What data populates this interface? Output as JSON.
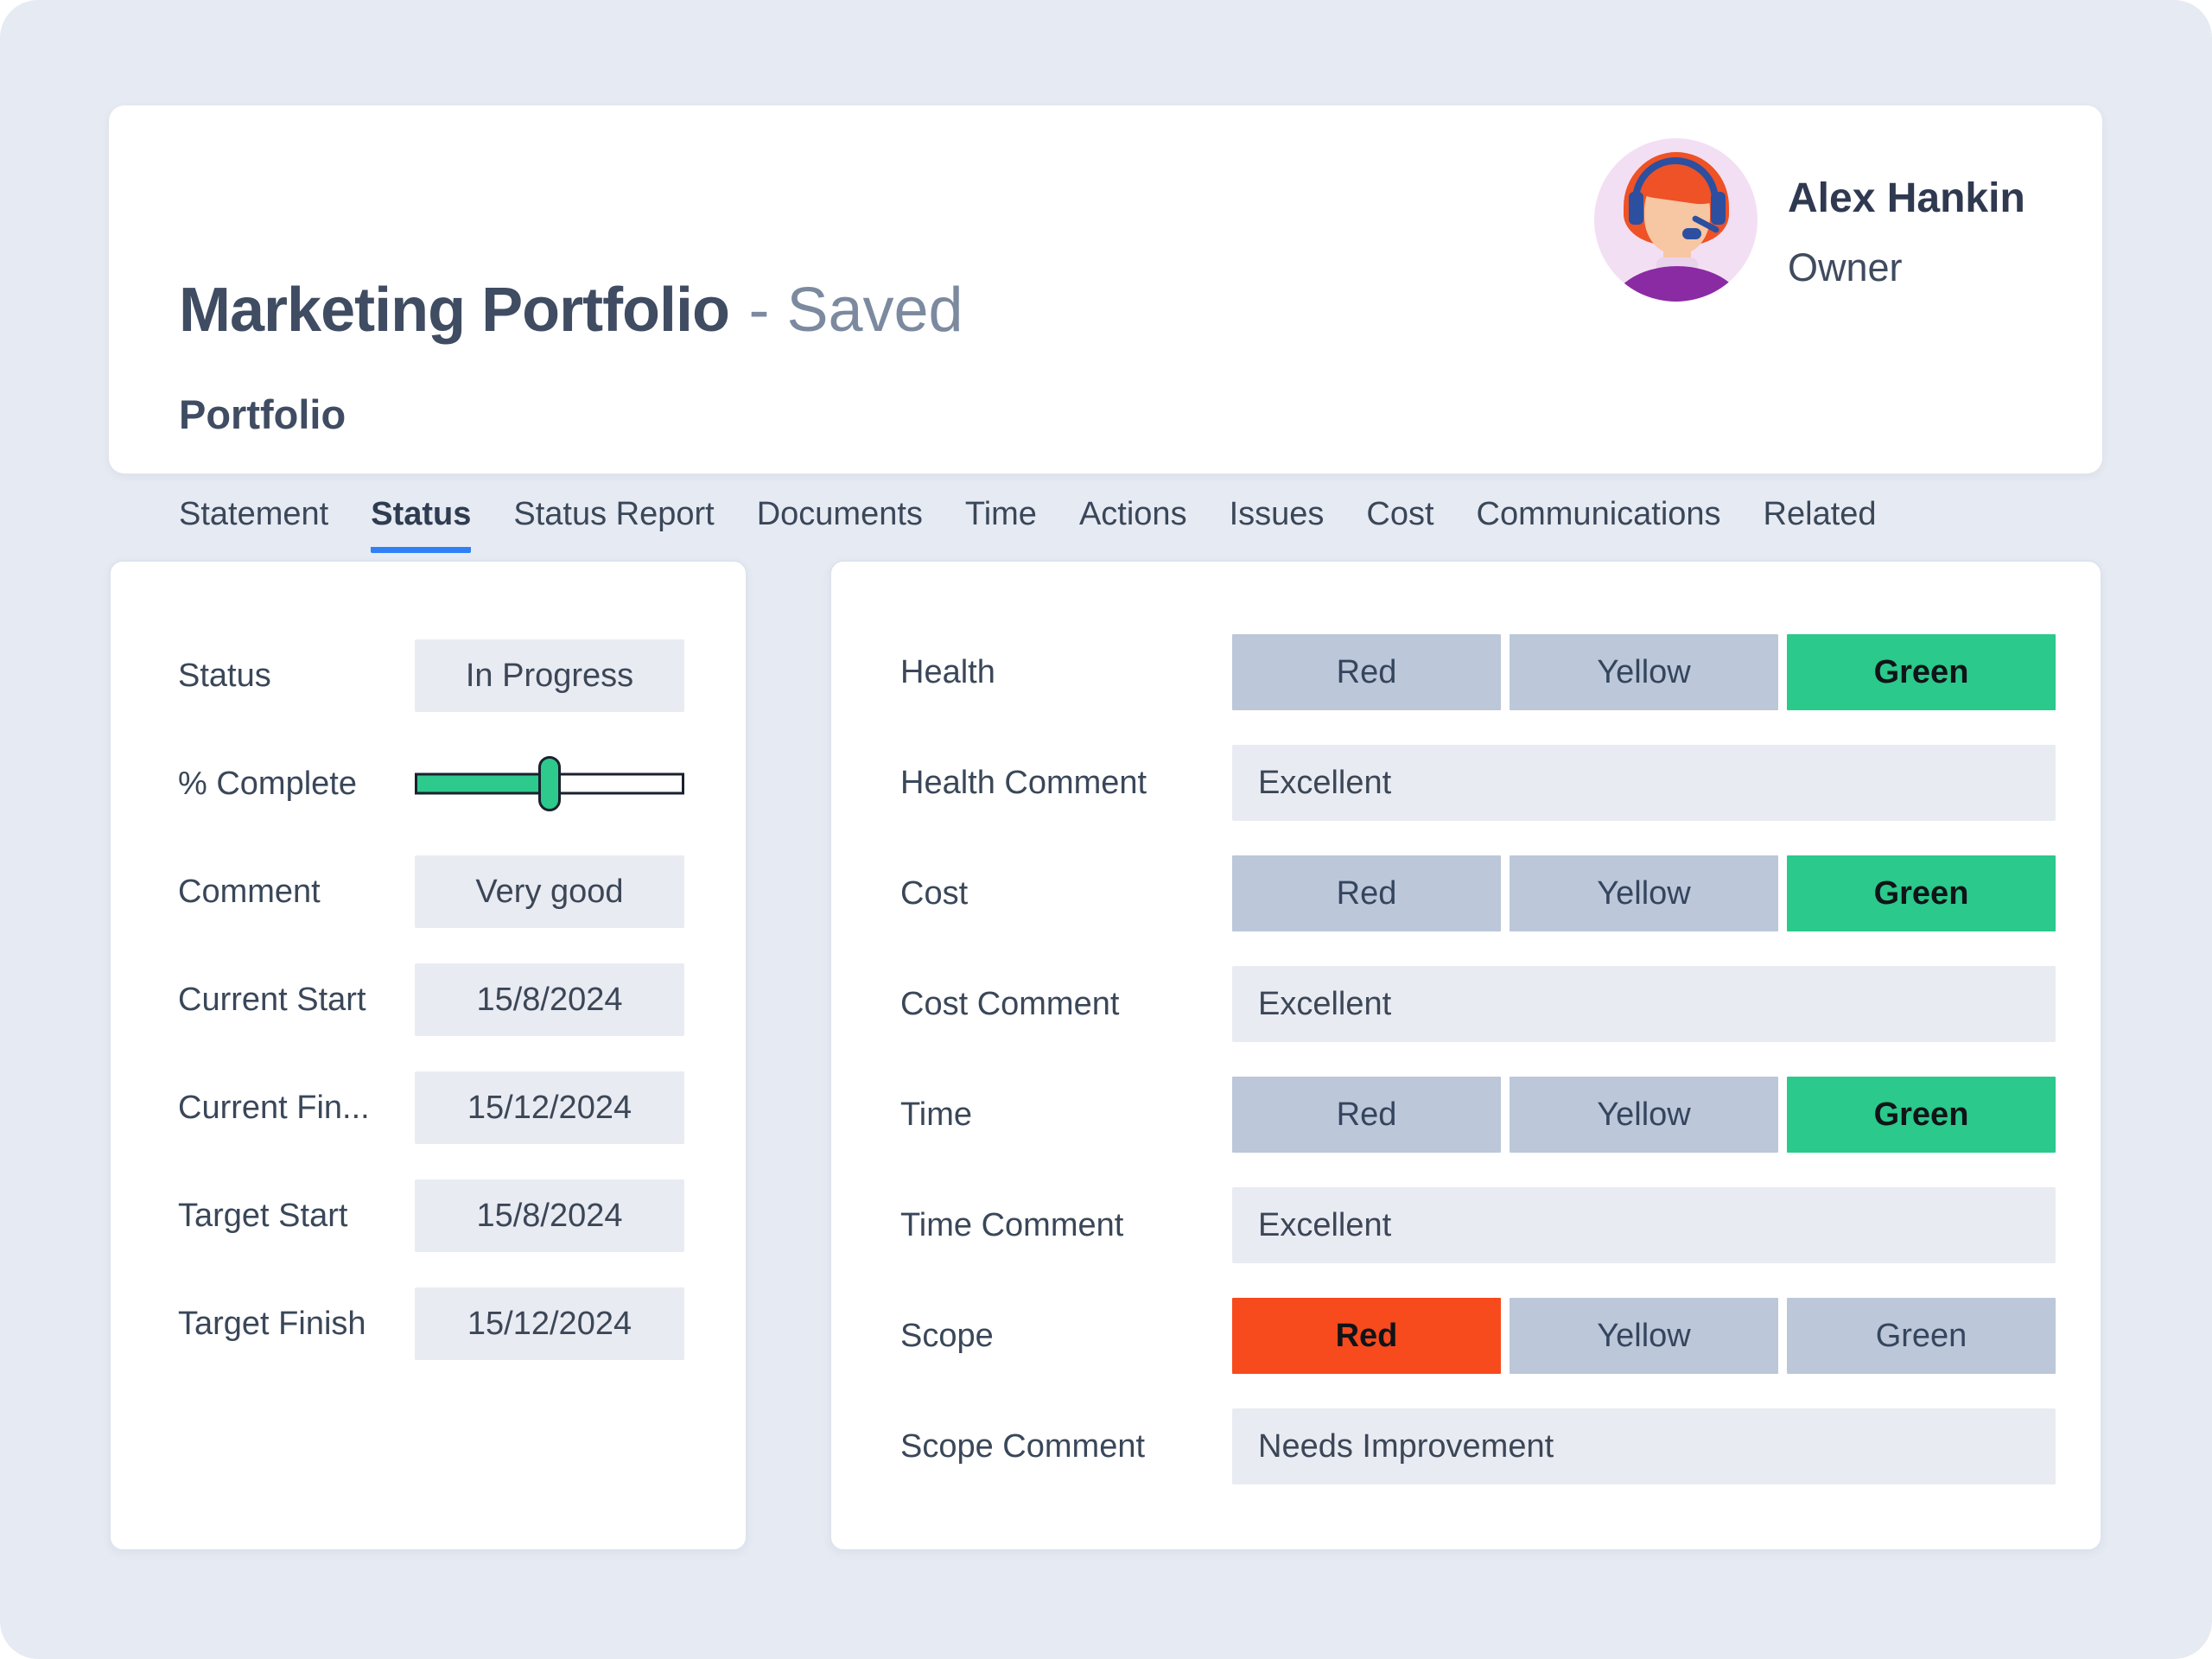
{
  "header": {
    "title": "Marketing Portfolio",
    "saved_suffix": "- Saved",
    "subtitle": "Portfolio",
    "user": {
      "name": "Alex Hankin",
      "role": "Owner"
    },
    "tabs": [
      {
        "label": "Statement",
        "active": false
      },
      {
        "label": "Status",
        "active": true
      },
      {
        "label": "Status Report",
        "active": false
      },
      {
        "label": "Documents",
        "active": false
      },
      {
        "label": "Time",
        "active": false
      },
      {
        "label": "Actions",
        "active": false
      },
      {
        "label": "Issues",
        "active": false
      },
      {
        "label": "Cost",
        "active": false
      },
      {
        "label": "Communications",
        "active": false
      },
      {
        "label": "Related",
        "active": false
      }
    ]
  },
  "status_panel": {
    "status": {
      "label": "Status",
      "value": "In Progress"
    },
    "percent_complete": {
      "label": "% Complete",
      "percent": 50
    },
    "comment": {
      "label": "Comment",
      "value": "Very good"
    },
    "current_start": {
      "label": "Current Start",
      "value": "15/8/2024"
    },
    "current_finish": {
      "label": "Current Fin...",
      "value": "15/12/2024"
    },
    "target_start": {
      "label": "Target Start",
      "value": "15/8/2024"
    },
    "target_finish": {
      "label": "Target Finish",
      "value": "15/12/2024"
    }
  },
  "health_panel": {
    "rag_options": [
      "Red",
      "Yellow",
      "Green"
    ],
    "rows": [
      {
        "type": "rag",
        "label": "Health",
        "selected": "Green"
      },
      {
        "type": "comment",
        "label": "Health Comment",
        "value": "Excellent"
      },
      {
        "type": "rag",
        "label": "Cost",
        "selected": "Green"
      },
      {
        "type": "comment",
        "label": "Cost Comment",
        "value": "Excellent"
      },
      {
        "type": "rag",
        "label": "Time",
        "selected": "Green"
      },
      {
        "type": "comment",
        "label": "Time Comment",
        "value": "Excellent"
      },
      {
        "type": "rag",
        "label": "Scope",
        "selected": "Red"
      },
      {
        "type": "comment",
        "label": "Scope Comment",
        "value": "Needs Improvement"
      }
    ]
  },
  "colors": {
    "page_bg": "#e6eaf2",
    "card_bg": "#ffffff",
    "field_bg": "#e8ebf2",
    "seg_bg": "#bcc7d9",
    "green": "#2bc98b",
    "red": "#f74a1d",
    "slider_green": "#2ec98c",
    "slider_border": "#19212d",
    "tab_underline": "#2f80f7",
    "label_text": "#3a4759",
    "title_text": "#3f4c62",
    "saved_text": "#7c8aa0",
    "avatar_bg": "#f3dff3",
    "avatar_hair": "#ee5226",
    "avatar_skin": "#f7c6a2",
    "avatar_headset": "#2c4f9f",
    "avatar_shirt": "#8b2ba3"
  }
}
===============
● Exercise prompt: Every line above should be returned exactly; the pictures stay out.

● Task response:
What data populates this interface? Output as JSON.
{
  "header": {
    "title": "Marketing Portfolio",
    "saved_suffix": "- Saved",
    "subtitle": "Portfolio",
    "user": {
      "name": "Alex Hankin",
      "role": "Owner"
    },
    "tabs": [
      {
        "label": "Statement",
        "active": false
      },
      {
        "label": "Status",
        "active": true
      },
      {
        "label": "Status Report",
        "active": false
      },
      {
        "label": "Documents",
        "active": false
      },
      {
        "label": "Time",
        "active": false
      },
      {
        "label": "Actions",
        "active": false
      },
      {
        "label": "Issues",
        "active": false
      },
      {
        "label": "Cost",
        "active": false
      },
      {
        "label": "Communications",
        "active": false
      },
      {
        "label": "Related",
        "active": false
      }
    ]
  },
  "status_panel": {
    "status": {
      "label": "Status",
      "value": "In Progress"
    },
    "percent_complete": {
      "label": "% Complete",
      "percent": 50
    },
    "comment": {
      "label": "Comment",
      "value": "Very good"
    },
    "current_start": {
      "label": "Current Start",
      "value": "15/8/2024"
    },
    "current_finish": {
      "label": "Current Fin...",
      "value": "15/12/2024"
    },
    "target_start": {
      "label": "Target Start",
      "value": "15/8/2024"
    },
    "target_finish": {
      "label": "Target Finish",
      "value": "15/12/2024"
    }
  },
  "health_panel": {
    "rag_options": [
      "Red",
      "Yellow",
      "Green"
    ],
    "rows": [
      {
        "type": "rag",
        "label": "Health",
        "selected": "Green"
      },
      {
        "type": "comment",
        "label": "Health Comment",
        "value": "Excellent"
      },
      {
        "type": "rag",
        "label": "Cost",
        "selected": "Green"
      },
      {
        "type": "comment",
        "label": "Cost Comment",
        "value": "Excellent"
      },
      {
        "type": "rag",
        "label": "Time",
        "selected": "Green"
      },
      {
        "type": "comment",
        "label": "Time Comment",
        "value": "Excellent"
      },
      {
        "type": "rag",
        "label": "Scope",
        "selected": "Red"
      },
      {
        "type": "comment",
        "label": "Scope Comment",
        "value": "Needs Improvement"
      }
    ]
  },
  "colors": {
    "page_bg": "#e6eaf2",
    "card_bg": "#ffffff",
    "field_bg": "#e8ebf2",
    "seg_bg": "#bcc7d9",
    "green": "#2bc98b",
    "red": "#f74a1d",
    "slider_green": "#2ec98c",
    "slider_border": "#19212d",
    "tab_underline": "#2f80f7",
    "label_text": "#3a4759",
    "title_text": "#3f4c62",
    "saved_text": "#7c8aa0",
    "avatar_bg": "#f3dff3",
    "avatar_hair": "#ee5226",
    "avatar_skin": "#f7c6a2",
    "avatar_headset": "#2c4f9f",
    "avatar_shirt": "#8b2ba3"
  }
}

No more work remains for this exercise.